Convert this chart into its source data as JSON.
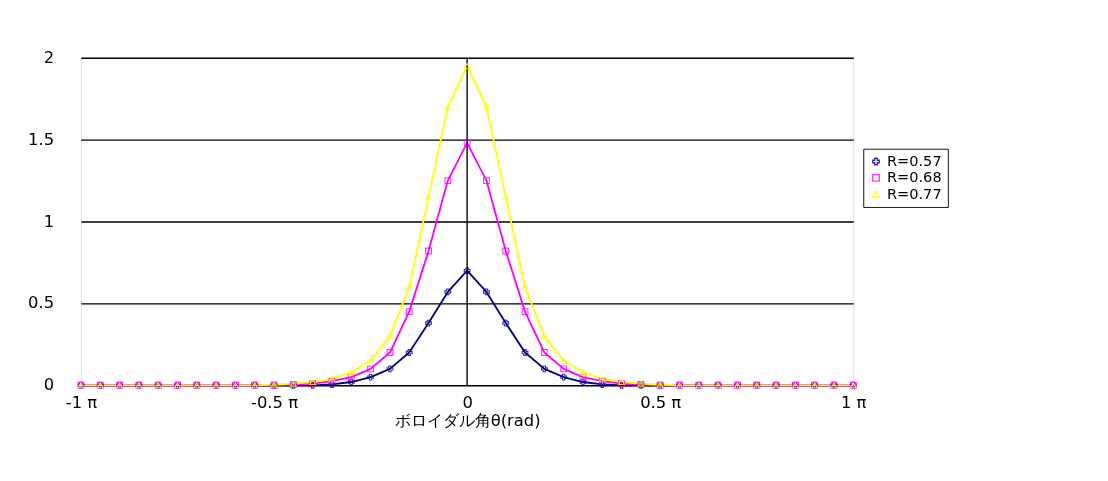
{
  "chart_data": {
    "type": "line",
    "xlabel": "ボロイダル角θ(rad)",
    "x": [
      -3.1416,
      -2.9845,
      -2.8274,
      -2.6704,
      -2.5133,
      -2.3562,
      -2.1991,
      -2.042,
      -1.885,
      -1.7279,
      -1.5708,
      -1.4137,
      -1.2566,
      -1.0996,
      -0.9425,
      -0.7854,
      -0.6283,
      -0.4712,
      -0.3142,
      -0.1571,
      0,
      0.1571,
      0.3142,
      0.4712,
      0.6283,
      0.7854,
      0.9425,
      1.0996,
      1.2566,
      1.4137,
      1.5708,
      1.7279,
      1.885,
      2.042,
      2.1991,
      2.3562,
      2.5133,
      2.6704,
      2.8274,
      2.9845,
      3.1416
    ],
    "series": [
      {
        "name": "R=0.57",
        "color": "#000080",
        "marker": "cross",
        "values": [
          0,
          0,
          0,
          0,
          0,
          0,
          0,
          0,
          0,
          0,
          0,
          0,
          0,
          0.005,
          0.02,
          0.05,
          0.1,
          0.2,
          0.38,
          0.57,
          0.7,
          0.57,
          0.38,
          0.2,
          0.1,
          0.05,
          0.02,
          0.005,
          0,
          0,
          0,
          0,
          0,
          0,
          0,
          0,
          0,
          0,
          0,
          0,
          0
        ]
      },
      {
        "name": "R=0.68",
        "color": "#ff00ff",
        "marker": "square",
        "values": [
          0,
          0,
          0,
          0,
          0,
          0,
          0,
          0,
          0,
          0,
          0,
          0.005,
          0.01,
          0.025,
          0.05,
          0.1,
          0.2,
          0.45,
          0.82,
          1.25,
          1.48,
          1.25,
          0.82,
          0.45,
          0.2,
          0.1,
          0.05,
          0.025,
          0.01,
          0.005,
          0,
          0,
          0,
          0,
          0,
          0,
          0,
          0,
          0,
          0,
          0
        ]
      },
      {
        "name": "R=0.77",
        "color": "#ffff00",
        "marker": "triangle",
        "values": [
          0,
          0,
          0,
          0,
          0,
          0,
          0,
          0,
          0,
          0,
          0.005,
          0.01,
          0.02,
          0.04,
          0.08,
          0.15,
          0.3,
          0.6,
          1.15,
          1.7,
          1.95,
          1.7,
          1.15,
          0.6,
          0.3,
          0.15,
          0.08,
          0.04,
          0.02,
          0.01,
          0.005,
          0,
          0,
          0,
          0,
          0,
          0,
          0,
          0,
          0,
          0
        ]
      }
    ],
    "xlim": [
      -3.1416,
      3.1416
    ],
    "xticks": [
      {
        "value": -3.1416,
        "label": "-1 π"
      },
      {
        "value": -1.5708,
        "label": "-0.5 π"
      },
      0,
      {
        "value": 1.5708,
        "label": "0.5 π"
      },
      {
        "value": 3.1416,
        "label": "1 π"
      }
    ],
    "ylim": [
      0,
      2
    ],
    "yticks": [
      0,
      0.5,
      1,
      1.5,
      2
    ],
    "ref_lines": [
      {
        "axis": "x",
        "value": 0,
        "color": "#000000"
      }
    ],
    "grid": "y",
    "legend": "right"
  }
}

§ To do
Gather each line holding the string "marker".

§ Answer to the task
        "marker": "cross",
        "marker": "square",
        "marker": "triangle",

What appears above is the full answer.